INFORMATION SUPPLIED -
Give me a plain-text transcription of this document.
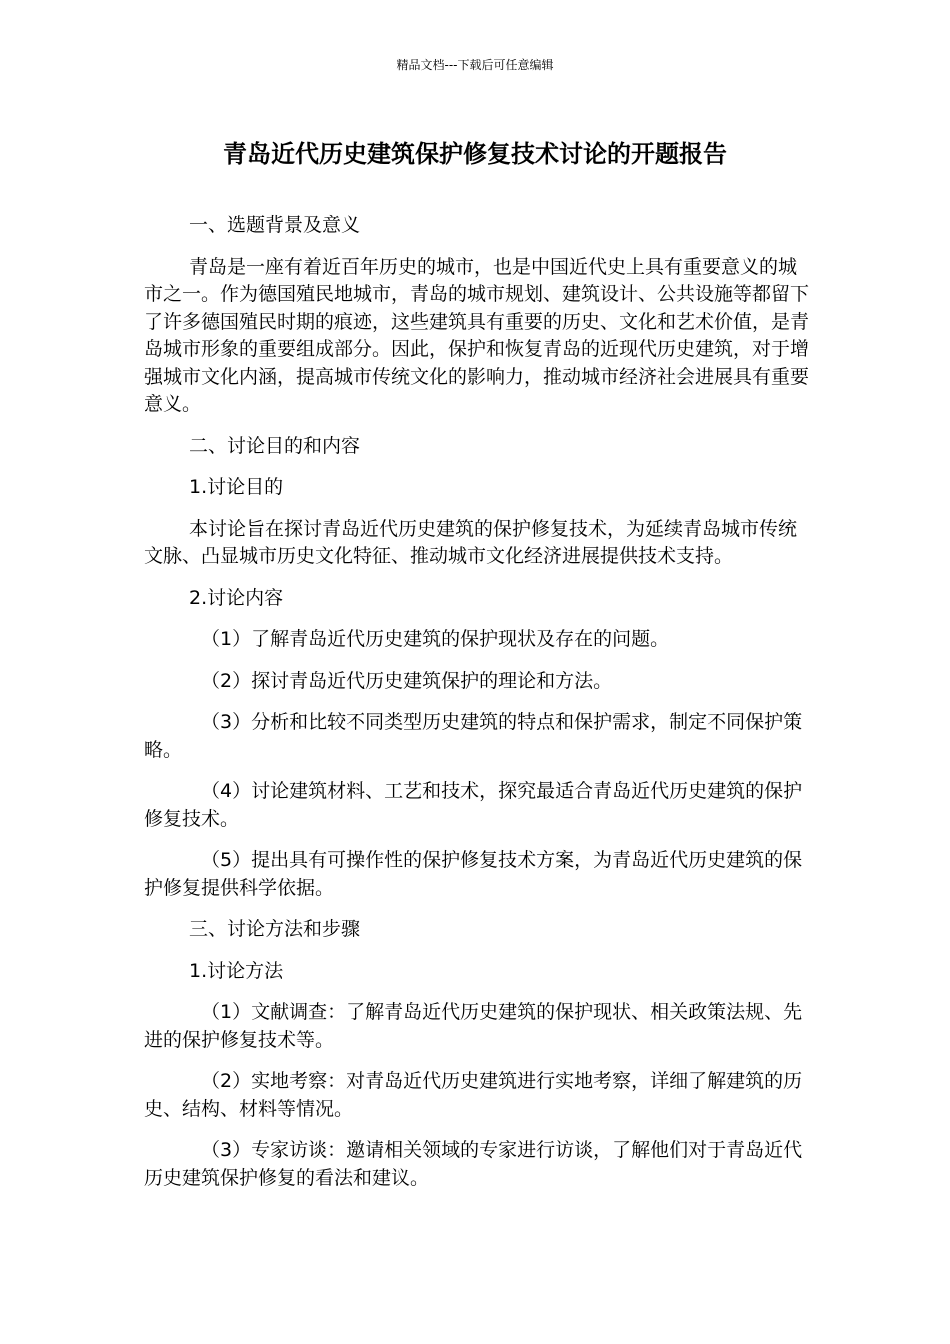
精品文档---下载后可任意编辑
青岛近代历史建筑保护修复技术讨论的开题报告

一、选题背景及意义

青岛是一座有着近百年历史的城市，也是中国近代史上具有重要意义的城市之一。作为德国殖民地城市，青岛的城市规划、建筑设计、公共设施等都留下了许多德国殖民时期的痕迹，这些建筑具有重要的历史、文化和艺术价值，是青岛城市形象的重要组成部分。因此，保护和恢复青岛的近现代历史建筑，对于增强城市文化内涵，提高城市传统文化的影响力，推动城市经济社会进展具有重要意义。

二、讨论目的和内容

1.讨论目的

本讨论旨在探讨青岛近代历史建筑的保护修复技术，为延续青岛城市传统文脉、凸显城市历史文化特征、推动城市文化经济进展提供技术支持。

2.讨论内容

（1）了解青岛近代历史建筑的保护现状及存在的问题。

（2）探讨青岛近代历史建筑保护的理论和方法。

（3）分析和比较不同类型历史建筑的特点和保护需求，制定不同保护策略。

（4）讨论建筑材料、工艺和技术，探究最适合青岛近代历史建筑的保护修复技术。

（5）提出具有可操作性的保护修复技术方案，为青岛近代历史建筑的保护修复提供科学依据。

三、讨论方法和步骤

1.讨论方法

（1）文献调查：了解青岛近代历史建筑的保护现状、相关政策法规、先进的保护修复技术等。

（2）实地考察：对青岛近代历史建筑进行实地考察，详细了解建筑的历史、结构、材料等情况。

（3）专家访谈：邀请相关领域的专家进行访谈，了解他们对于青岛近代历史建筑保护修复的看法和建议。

---

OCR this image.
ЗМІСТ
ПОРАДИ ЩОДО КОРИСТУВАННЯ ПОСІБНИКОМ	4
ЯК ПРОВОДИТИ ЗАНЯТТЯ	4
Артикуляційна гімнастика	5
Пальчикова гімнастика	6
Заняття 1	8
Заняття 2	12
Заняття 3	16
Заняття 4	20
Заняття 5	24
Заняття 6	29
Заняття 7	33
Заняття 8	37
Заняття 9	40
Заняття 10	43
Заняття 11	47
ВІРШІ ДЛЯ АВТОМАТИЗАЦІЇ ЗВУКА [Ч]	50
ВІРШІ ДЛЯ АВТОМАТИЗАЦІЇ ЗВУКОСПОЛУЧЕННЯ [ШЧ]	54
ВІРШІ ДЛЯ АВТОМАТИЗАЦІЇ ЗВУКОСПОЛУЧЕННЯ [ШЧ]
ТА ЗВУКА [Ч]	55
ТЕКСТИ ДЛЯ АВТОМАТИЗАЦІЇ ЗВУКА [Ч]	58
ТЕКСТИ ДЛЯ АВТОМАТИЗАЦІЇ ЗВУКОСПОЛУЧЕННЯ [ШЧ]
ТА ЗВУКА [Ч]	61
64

TASK DESCRIPTION - Write out every line of the preceding listing that contains "ЗВУКА".

OUTPUT -
ВІРШІ ДЛЯ АВТОМАТИЗАЦІЇ ЗВУКА [Ч]	50
ТА ЗВУКА [Ч]	55
ТЕКСТИ ДЛЯ АВТОМАТИЗАЦІЇ ЗВУКА [Ч]	58
ТА ЗВУКА [Ч]	61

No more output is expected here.